# [Required task]
Copy out the lines of the listing below verbatim, from its start through the line containing "property-label: 活性成份: [395, 100, 536, 120]", with both ends included.

>> START Dataset records

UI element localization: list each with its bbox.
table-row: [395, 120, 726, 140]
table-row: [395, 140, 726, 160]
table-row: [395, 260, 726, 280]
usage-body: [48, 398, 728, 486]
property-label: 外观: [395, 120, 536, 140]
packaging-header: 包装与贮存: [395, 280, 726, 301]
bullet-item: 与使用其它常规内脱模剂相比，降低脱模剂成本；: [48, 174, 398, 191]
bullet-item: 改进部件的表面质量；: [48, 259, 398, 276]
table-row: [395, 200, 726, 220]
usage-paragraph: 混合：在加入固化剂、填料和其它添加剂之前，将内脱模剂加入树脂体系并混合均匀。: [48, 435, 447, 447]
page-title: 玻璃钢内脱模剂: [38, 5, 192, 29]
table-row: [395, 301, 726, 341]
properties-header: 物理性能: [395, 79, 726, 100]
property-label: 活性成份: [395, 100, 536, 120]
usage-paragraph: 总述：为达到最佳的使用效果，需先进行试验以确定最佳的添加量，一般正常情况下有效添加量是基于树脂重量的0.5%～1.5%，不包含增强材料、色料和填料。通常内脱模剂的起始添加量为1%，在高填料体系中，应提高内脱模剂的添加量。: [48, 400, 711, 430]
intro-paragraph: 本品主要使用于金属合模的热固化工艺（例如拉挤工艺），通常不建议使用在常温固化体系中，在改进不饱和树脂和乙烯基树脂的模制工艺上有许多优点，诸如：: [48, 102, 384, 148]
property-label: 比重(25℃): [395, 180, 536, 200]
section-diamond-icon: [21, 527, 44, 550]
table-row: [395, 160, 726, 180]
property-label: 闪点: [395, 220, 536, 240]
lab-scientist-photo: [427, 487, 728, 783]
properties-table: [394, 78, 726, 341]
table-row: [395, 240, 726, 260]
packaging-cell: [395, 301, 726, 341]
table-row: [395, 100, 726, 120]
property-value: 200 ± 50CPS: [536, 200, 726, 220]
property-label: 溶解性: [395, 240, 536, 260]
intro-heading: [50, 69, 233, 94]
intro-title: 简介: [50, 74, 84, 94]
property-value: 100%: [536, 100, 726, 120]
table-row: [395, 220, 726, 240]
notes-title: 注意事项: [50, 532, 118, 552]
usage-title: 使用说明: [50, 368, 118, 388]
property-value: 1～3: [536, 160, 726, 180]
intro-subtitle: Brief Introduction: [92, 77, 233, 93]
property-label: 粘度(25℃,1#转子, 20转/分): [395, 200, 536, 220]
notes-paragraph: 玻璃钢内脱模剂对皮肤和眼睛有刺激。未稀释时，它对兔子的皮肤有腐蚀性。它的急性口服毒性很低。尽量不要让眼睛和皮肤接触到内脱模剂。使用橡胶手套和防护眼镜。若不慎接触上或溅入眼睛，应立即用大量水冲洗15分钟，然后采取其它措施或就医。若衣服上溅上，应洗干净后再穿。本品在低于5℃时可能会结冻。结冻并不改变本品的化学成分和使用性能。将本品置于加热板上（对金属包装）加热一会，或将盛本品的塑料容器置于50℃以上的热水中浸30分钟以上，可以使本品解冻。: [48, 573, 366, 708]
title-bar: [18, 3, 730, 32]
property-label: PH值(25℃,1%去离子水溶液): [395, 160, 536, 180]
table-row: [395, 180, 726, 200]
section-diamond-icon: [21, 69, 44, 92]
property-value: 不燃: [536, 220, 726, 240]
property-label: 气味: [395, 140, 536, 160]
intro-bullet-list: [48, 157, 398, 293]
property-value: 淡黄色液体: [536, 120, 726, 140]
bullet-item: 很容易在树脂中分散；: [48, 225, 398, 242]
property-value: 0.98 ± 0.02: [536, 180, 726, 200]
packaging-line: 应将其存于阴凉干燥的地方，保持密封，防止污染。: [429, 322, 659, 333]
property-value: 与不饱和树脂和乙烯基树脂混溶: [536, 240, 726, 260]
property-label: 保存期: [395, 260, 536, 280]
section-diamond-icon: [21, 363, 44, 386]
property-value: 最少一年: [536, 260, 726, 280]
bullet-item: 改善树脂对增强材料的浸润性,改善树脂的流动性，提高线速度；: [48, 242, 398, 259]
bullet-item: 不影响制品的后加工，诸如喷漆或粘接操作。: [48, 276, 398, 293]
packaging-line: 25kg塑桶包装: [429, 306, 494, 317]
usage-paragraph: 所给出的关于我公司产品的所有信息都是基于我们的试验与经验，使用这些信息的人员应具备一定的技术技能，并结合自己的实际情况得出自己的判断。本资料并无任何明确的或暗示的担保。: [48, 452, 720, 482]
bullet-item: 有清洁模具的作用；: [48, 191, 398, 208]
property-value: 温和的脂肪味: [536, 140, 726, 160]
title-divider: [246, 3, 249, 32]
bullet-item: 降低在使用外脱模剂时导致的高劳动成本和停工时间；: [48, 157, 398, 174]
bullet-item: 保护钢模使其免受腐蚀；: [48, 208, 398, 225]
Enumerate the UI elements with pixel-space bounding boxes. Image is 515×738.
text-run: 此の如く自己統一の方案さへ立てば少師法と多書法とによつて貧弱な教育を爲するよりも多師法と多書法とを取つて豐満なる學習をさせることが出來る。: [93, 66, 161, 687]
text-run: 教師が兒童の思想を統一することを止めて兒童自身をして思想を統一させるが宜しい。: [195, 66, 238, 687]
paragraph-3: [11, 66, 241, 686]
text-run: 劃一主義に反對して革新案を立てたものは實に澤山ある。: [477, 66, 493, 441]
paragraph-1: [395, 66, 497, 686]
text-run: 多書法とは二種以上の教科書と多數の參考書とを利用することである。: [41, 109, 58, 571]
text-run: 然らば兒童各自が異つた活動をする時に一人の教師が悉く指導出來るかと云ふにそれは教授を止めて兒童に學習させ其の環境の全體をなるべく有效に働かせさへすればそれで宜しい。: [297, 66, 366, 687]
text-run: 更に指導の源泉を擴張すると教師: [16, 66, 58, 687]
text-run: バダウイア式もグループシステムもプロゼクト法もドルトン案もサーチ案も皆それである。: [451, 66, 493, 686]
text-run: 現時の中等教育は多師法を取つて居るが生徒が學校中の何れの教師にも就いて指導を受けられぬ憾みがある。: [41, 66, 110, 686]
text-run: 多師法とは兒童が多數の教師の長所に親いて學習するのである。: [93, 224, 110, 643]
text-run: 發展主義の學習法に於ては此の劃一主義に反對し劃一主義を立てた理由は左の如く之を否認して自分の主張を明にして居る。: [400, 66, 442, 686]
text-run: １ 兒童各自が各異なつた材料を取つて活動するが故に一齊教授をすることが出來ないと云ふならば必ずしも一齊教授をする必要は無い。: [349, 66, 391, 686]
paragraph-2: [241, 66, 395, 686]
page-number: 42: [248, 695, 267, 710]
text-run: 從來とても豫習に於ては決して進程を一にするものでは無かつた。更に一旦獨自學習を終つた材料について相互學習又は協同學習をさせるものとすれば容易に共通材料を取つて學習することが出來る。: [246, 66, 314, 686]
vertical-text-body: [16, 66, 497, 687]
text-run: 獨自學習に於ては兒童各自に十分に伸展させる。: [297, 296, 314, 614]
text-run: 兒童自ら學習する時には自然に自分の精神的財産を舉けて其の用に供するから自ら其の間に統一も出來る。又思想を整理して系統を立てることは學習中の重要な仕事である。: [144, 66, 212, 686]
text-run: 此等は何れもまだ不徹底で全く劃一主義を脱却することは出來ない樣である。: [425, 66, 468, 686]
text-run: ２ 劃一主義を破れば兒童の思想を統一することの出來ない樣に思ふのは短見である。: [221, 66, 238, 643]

>> END Dataset records

# [Written solution]
UI element localization: list each with its bbox.
table-row: [395, 120, 726, 140]
table-row: [395, 140, 726, 160]
table-row: [395, 260, 726, 280]
usage-body: [48, 398, 728, 486]
property-label: 外观: [395, 120, 536, 140]
packaging-header: 包装与贮存: [395, 280, 726, 301]
bullet-item: 与使用其它常规内脱模剂相比，降低脱模剂成本；: [48, 174, 398, 191]
bullet-item: 改进部件的表面质量；: [48, 259, 398, 276]
table-row: [395, 200, 726, 220]
usage-paragraph: 混合：在加入固化剂、填料和其它添加剂之前，将内脱模剂加入树脂体系并混合均匀。: [48, 435, 447, 447]
page-title: 玻璃钢内脱模剂: [38, 5, 192, 29]
table-row: [395, 301, 726, 341]
properties-header: 物理性能: [395, 79, 726, 100]
property-label: 活性成份: [395, 100, 536, 120]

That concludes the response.